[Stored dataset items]
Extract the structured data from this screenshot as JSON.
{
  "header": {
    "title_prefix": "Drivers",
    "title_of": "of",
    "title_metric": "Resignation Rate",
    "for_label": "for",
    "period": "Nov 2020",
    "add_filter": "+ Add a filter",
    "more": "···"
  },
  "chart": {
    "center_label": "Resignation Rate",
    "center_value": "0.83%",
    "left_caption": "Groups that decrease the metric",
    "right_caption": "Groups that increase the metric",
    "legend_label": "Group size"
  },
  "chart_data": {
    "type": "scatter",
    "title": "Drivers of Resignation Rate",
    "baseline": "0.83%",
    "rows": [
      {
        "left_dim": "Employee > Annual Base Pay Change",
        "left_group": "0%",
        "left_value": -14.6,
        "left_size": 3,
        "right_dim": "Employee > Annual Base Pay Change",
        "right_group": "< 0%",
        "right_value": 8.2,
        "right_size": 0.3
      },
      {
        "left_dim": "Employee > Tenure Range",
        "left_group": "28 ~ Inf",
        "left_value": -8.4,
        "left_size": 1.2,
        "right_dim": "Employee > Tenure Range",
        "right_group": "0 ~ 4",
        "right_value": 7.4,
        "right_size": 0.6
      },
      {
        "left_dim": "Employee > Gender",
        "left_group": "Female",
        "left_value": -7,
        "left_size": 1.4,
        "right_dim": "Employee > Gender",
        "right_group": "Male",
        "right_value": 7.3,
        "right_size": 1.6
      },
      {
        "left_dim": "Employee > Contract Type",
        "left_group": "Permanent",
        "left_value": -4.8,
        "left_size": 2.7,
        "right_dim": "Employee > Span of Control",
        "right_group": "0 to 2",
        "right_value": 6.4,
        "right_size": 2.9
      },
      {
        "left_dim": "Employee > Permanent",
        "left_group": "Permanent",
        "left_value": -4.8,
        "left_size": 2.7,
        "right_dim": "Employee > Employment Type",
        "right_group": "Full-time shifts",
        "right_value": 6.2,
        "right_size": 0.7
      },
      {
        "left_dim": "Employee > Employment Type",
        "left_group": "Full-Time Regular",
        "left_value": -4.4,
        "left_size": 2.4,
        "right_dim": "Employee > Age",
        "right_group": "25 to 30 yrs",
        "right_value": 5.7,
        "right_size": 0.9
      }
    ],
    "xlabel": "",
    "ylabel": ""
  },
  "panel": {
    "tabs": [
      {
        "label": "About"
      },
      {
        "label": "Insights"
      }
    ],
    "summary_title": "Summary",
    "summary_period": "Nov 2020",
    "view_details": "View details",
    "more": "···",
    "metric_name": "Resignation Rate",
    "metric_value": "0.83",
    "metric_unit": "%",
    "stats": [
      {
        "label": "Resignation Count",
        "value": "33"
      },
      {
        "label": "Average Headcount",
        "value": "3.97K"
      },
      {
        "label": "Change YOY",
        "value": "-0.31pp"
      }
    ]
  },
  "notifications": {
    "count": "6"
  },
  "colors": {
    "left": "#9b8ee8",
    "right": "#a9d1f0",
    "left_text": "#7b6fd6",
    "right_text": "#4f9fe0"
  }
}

...

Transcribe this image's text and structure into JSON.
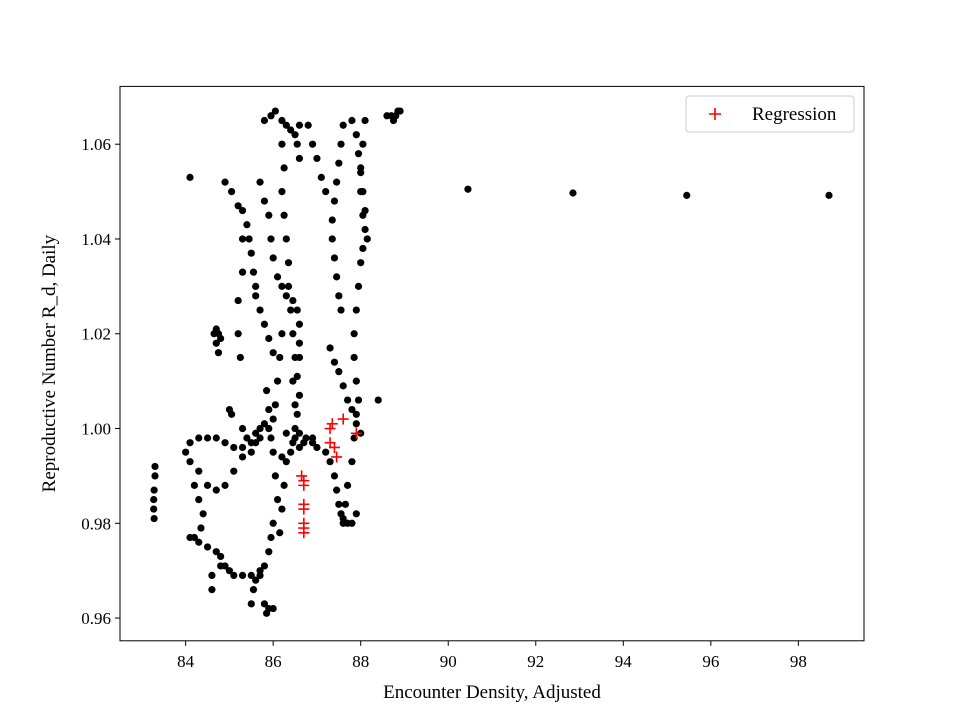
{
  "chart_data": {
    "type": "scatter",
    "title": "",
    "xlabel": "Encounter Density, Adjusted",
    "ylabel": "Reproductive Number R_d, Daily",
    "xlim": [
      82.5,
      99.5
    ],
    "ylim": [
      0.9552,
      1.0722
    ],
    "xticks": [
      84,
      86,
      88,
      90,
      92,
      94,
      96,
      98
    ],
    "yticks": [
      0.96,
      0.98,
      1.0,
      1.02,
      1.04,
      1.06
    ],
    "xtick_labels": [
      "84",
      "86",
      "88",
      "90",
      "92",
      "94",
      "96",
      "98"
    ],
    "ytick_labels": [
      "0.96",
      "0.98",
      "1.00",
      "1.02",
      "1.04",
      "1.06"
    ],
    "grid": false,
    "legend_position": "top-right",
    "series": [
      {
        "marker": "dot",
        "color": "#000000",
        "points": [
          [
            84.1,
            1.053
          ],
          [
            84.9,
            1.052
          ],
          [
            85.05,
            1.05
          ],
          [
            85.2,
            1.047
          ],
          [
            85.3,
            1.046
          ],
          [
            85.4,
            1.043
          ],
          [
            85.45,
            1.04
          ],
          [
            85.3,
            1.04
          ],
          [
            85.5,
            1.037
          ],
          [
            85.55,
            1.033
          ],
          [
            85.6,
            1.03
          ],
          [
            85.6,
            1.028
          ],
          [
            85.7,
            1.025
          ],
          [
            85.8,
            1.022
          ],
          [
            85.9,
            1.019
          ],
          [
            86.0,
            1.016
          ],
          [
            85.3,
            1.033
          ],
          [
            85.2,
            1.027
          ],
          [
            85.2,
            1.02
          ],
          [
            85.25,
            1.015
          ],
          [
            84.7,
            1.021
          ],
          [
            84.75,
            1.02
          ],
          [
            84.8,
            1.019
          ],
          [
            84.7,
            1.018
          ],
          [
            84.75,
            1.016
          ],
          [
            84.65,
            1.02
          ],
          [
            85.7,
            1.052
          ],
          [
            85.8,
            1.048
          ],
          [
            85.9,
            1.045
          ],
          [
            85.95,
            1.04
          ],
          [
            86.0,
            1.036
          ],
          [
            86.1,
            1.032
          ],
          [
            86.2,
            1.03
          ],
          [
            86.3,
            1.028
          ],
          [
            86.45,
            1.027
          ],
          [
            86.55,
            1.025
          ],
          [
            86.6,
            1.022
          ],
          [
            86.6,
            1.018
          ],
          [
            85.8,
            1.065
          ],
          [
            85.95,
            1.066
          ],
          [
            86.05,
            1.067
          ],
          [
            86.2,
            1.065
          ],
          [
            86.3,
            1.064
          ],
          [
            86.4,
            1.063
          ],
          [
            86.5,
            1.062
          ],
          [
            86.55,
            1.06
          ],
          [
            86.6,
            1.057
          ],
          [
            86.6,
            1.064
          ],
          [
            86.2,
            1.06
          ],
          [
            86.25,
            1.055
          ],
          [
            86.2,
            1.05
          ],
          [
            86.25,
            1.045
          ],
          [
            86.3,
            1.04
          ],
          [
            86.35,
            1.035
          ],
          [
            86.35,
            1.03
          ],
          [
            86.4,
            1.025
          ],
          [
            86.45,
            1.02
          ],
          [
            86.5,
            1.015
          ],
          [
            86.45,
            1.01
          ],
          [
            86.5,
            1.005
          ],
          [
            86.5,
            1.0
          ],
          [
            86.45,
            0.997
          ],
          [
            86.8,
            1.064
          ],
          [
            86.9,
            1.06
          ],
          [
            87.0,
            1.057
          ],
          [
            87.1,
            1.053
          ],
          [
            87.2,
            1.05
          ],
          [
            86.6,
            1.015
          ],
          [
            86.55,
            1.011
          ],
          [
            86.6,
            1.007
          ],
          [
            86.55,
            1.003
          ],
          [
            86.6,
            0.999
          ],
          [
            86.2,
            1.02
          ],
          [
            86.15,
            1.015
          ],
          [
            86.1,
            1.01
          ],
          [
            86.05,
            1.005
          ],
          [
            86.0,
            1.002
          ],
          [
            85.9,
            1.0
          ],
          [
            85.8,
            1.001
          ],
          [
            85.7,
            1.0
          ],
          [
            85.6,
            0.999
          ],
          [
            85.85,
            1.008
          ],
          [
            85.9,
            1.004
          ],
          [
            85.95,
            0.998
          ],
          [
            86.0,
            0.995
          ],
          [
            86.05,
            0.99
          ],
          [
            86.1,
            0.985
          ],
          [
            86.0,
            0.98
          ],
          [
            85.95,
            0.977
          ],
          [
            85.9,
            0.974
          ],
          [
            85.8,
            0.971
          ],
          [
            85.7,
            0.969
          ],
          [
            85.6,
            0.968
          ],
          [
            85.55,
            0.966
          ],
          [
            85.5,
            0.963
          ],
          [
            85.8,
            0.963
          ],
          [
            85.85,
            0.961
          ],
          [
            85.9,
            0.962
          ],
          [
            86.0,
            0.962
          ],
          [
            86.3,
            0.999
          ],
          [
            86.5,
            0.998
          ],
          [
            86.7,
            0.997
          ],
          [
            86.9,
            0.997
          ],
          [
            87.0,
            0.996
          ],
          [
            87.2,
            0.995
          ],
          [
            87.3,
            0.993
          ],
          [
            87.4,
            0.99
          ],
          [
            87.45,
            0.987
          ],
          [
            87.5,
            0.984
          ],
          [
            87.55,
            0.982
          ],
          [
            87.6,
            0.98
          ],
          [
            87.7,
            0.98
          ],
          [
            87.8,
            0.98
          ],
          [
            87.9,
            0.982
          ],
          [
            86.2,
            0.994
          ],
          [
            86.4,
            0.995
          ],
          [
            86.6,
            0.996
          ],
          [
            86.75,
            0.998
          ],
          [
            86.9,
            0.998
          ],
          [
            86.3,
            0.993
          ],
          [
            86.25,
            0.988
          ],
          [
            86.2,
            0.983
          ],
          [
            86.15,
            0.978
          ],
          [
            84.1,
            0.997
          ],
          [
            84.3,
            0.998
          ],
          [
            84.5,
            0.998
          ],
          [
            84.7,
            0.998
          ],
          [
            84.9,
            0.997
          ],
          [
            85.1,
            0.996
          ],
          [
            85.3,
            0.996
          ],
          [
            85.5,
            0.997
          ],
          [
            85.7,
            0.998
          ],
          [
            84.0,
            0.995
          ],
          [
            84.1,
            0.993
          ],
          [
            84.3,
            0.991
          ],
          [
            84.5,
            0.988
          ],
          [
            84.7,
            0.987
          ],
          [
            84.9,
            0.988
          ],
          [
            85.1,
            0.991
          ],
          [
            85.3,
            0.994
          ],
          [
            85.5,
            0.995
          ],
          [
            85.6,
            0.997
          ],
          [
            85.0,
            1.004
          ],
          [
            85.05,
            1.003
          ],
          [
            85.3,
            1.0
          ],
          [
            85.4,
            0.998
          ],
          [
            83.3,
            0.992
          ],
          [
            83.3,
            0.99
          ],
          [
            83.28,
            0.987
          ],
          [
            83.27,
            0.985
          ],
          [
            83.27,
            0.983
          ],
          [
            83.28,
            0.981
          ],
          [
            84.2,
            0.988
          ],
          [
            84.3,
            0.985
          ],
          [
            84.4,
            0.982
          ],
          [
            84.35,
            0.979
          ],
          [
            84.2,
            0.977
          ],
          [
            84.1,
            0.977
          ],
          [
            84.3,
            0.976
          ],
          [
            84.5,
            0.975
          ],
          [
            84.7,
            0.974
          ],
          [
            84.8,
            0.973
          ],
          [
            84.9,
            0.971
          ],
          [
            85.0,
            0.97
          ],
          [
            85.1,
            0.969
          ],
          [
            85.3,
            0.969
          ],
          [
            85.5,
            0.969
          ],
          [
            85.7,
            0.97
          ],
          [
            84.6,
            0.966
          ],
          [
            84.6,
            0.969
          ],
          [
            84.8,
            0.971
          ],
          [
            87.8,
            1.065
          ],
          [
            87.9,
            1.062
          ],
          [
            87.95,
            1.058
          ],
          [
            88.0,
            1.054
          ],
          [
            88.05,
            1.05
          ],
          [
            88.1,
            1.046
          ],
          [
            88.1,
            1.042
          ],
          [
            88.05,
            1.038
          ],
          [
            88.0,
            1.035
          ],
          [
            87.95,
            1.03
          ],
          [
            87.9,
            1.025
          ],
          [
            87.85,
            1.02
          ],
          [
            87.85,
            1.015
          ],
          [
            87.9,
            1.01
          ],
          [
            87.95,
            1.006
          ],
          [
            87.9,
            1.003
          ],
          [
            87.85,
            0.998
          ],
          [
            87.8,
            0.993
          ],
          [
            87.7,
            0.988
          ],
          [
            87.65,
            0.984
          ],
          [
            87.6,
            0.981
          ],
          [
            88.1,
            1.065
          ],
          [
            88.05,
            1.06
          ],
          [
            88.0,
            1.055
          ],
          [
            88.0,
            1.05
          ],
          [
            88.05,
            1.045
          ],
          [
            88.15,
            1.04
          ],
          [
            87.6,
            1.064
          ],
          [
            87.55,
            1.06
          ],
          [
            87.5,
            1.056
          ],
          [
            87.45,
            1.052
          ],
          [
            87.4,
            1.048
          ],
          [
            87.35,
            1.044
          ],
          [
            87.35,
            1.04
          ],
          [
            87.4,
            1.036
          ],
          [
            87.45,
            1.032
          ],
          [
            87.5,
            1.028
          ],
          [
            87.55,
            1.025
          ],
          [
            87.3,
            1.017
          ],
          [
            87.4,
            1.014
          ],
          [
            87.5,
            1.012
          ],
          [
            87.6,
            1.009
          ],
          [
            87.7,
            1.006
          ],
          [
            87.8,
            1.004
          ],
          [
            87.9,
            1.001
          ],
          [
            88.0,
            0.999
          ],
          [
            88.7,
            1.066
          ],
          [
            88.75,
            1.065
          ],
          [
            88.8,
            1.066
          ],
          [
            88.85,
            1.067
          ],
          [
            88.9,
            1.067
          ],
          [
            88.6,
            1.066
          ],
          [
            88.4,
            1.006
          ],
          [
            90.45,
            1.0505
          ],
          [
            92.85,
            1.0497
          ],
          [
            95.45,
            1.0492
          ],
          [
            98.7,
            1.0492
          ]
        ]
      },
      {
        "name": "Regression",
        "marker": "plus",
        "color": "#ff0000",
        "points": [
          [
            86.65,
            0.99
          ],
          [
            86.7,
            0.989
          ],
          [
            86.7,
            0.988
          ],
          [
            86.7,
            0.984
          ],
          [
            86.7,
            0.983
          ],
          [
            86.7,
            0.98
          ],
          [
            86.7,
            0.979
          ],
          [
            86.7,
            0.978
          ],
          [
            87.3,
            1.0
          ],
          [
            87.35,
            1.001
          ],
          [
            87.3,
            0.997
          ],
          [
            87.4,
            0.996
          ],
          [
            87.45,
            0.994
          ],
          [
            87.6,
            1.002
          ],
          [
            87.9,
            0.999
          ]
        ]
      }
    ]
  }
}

● Task goal:
In the listing, find every line containing the word "Range" and list it.

● Response to this task:
        "left_dim": "Employee > Tenure Range",
        "right_dim": "Employee > Tenure Range",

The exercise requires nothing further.